The word "miracle" feels very deliberate here, given the background blurb we got at the beginning with Juri. Hmm.

Juri asks Utena to tell her what she knows about her, and it turns out that this includes her being a star student councilor, the captain of the fencing team (granted, the fencing team and student council Venn diagram in this school is a circle, but still, she's the actual captain), and...rumored to have a Way with influence. An intimidating way. Supposedly, she can make a teacher resign from the school and never come back with just a glare.

Anyway, Juri says that what people say about her is true, at least in generalities. She doesn't let Utena ask for any details, though, before she changes subjects to start talking about Utena's growing reputation as a swordswoman. This, of course, prompts Utena to ask about Juri's role in the Rose Bride tournament, being as she's a school councillor, and Juri - without directly answering the question of her own participation in the duels - tells her that she thinks the entire Rose Bride thing is stupid.

Utena agrees, and is glad to finally meet someone who's on the same page as her about this. However, we have an internal memory/monologue thing from Juri about how stupid it is to believe in miracles and how doing so just makes you gullible, vulnerable, and weak. Juri does say out loud that there's no such thing as miracles here (body-switching curry doesn't count I guess), but I don't think Utena quite understands her angle when she repeats that they're of one mind on this.

Utena tends to assume that other people think the same way that she does, to the point of excessive charitability. Utena thinks the tournaments are stupid because you can't own another person. Juri thinks they're stupid because she doesn't believe owning Anthy will actually give anyone world-changing powers.

These are not the same belief. Not even superficially.

Utena gets called in to the office. Sounds like that teacher might have gotten wise to whatever weird deception Juri pulled and is now calling Utena in to continue scolding her over someone else's pet nightmare. Utena bids Juri goodbye and leaves. Then, just a minute later, Anthy (who had been down on the quad below waving high at Utena in the window last we saw) comes over. She starts to pass by Juri, before stopping and turning around.

Hmm.

Maybe I'm being paranoid about Anthy now, but the way this scene was shot...it looks like Anthy deliberately walked a certain distance passed her, waited a moment, and then turned to greet her. Very intentional looking movements at every step along the way. From Juri's perspective, though, it would seem like Anthy walked passed behind her and then did a double take when she realized she'd spotted her at the window there and turned to say hello on an impulse.

Like I said, maybe this is paranoia due to Anthy's colder, more manipulative actions in the previous episode, but it sure looks to me like she's trying to trick Juri into thinking this meeting was unplanned when it actually wasn't.

◆ Exercise 1 ◆
Can you rewrite the listing from its first line through the line containing "- legend[interactable]: Швейцарский", replacing "interactable" with "clickable" and keeping everything else unchanged?

◆ Source data ◆
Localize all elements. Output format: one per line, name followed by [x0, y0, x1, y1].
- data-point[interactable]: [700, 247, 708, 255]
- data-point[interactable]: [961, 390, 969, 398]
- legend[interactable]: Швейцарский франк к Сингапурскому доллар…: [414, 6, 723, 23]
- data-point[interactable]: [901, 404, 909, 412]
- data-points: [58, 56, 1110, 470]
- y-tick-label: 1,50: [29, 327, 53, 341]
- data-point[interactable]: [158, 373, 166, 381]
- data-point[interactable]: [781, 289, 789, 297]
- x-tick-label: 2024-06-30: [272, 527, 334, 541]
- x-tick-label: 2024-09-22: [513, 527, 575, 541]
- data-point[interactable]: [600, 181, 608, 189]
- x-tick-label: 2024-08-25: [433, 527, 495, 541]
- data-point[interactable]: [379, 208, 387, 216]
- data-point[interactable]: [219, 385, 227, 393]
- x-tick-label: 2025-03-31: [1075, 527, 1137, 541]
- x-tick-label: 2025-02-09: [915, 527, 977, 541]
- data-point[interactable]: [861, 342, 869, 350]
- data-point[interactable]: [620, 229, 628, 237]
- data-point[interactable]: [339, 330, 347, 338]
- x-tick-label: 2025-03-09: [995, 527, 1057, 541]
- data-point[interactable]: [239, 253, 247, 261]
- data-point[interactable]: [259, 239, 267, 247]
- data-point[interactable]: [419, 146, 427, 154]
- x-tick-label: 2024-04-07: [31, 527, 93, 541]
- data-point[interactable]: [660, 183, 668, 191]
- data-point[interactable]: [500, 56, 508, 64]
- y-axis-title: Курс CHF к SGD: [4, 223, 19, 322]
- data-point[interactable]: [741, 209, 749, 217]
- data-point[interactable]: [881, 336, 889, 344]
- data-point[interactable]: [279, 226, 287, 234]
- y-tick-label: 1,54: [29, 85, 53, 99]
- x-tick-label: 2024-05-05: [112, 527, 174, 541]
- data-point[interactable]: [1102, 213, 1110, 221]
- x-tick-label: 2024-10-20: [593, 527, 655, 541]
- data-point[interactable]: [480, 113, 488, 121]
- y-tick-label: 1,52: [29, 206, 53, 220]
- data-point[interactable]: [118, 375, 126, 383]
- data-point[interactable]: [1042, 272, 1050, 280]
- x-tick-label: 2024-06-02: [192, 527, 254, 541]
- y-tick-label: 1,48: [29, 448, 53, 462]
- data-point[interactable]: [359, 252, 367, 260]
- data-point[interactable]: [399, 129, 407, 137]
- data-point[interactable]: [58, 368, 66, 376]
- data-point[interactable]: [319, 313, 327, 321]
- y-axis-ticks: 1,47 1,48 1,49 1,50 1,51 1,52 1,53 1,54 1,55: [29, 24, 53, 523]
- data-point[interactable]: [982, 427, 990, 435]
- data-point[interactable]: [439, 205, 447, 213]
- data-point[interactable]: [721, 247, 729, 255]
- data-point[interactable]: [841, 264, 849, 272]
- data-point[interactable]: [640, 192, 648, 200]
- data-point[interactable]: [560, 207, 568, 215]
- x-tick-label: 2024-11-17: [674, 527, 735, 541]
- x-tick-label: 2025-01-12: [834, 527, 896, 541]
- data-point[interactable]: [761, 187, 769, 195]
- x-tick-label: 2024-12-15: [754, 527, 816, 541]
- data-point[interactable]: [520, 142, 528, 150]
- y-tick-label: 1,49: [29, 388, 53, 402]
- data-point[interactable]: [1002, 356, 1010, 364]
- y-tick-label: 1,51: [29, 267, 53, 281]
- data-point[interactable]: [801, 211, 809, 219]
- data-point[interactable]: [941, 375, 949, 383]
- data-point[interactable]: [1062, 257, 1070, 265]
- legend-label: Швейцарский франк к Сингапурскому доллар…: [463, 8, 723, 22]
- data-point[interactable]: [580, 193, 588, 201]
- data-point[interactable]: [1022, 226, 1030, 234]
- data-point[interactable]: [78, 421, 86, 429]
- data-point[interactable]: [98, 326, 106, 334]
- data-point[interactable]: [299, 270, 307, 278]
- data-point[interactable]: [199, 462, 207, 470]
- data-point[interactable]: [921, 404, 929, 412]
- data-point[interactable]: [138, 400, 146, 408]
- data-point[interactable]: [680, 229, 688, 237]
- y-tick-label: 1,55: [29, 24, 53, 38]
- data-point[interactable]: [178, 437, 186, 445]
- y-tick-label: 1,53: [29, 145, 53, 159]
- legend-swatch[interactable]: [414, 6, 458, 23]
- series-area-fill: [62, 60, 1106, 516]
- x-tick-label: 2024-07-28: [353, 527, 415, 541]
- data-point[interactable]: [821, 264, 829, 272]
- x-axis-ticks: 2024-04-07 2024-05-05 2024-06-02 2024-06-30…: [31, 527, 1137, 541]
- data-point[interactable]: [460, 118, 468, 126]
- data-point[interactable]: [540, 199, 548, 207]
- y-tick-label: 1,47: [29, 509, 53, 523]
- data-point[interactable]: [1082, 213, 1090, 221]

◆ Exercise 2 ◆
Can you extend the recap of Juri's scene with Utena and Anthy, picking up after its final sentence?

◆ Exercise output 1 ◆
Localize all elements. Output format: one per line, name followed by [x0, y0, x1, y1].
- data-point[clickable]: [700, 247, 708, 255]
- data-point[clickable]: [961, 390, 969, 398]
- legend[clickable]: Швейцарский франк к Сингапурскому доллар…: [414, 6, 723, 23]

◆ Exercise output 2 ◆
Anthy hands her a flower. It appears to just be a random act of kindness.

Juri glares at her in silence for a long moment before striking.

Knocking the flower across the hall, and Anthy onto her back on the floor, Juri warns her not to try getting friendly with her again. Then she turns and coldly marches away without another word.

Anthy, wear a damned helmet already. Or get Utena to switch bodies with you again, the part where someone tried to slap her was fun.

Next scene is another school council meeting, compete with creepy piano theme and cultic mantra recitation as the councillors enter. They've received notification from End-Of-The-World that the next duel is to take place in one week's time. According to the charts they have ready, the next match is supposed to be Touga versus Juri. I'm not sure what bearing that has on who marries Anthy, considering that she's still betrothed to Utena. Maybe the two of them are competing to see who gets to challenge Utena? Dunno how it works.

Miki is surprised to hear that Juri is competing. After all, for as long as he's known her, she's been sceptical if not outright contemptuous of this whole ritual. I'm not sure why she's still on the student council then, in that case, since that seems to be most of what they do, but it does explain why she's usually been so silent during the meeting scenes thus far. Touga explains that Juri's disbelief is exactly WHY she's invested in this. She wants to marry Anthy and thus prove once and for all that doing so won't give you any god powers and that everyone except Juri herself is stupid.

Juri concurs with Touga's assessment, and snarks that if Anthy can grant any powers after all then she'll just use them to ace her finals without studying, whatever. But then, pulling out some throwing knives and tossing them at an unseen target, Touga grins snidely and says that he isn't actually sure if Juri is being honest about her motives here.

Miki immediately starts begging Juri to tell him who she is or was in love with, because of course he does. We also, as the camera brings Miki into focus, see what Touga was using as a throwing knife target, and in so doing are able to empathize with Touga a little more than we could previously.

Also...hearing him talk, while seeing him throw knives rapidly, I had the weirdest fucking deja vu. So I checked, and yes. Touga shares a voice actor with Dio Brando. He also played the corporate 1984 box robot in "Deca-Dence," apparently. Takehito Koyasu seems to specialize in anime villains; it looks like his other best known role was as a major baddie in "One Piece." According to a coomer friend of mine, he's also in a lot of hentai. Heh, well, anyway.

Touga seems to have cracked Juri's armor, and Miki's continued Nice Guy Needling triggers her into suffering a fully animated expository flashback. A (slightly?) younger version of Juri is in a fencing match, while a purple haired girl watches from the sidelines. Juri defeats her opponent, who pulls off his visor to reveal an extremely pretty male face. For a moment, it looks like he might be the object of Juri's affections, but no. He's got a crush on her, but she's more interested in the purple haired girl in the audience. I begin to understand what Miki and Touga meant by Juri "not being able to speak her feelings" in the current social order.

That said, it turns out that there's more than just ambient homophobia keeping Juri from acting on her feelings. This is a full-circle love triangle. Juri likes the girl. The girl likes the boy. The boy likes Juri.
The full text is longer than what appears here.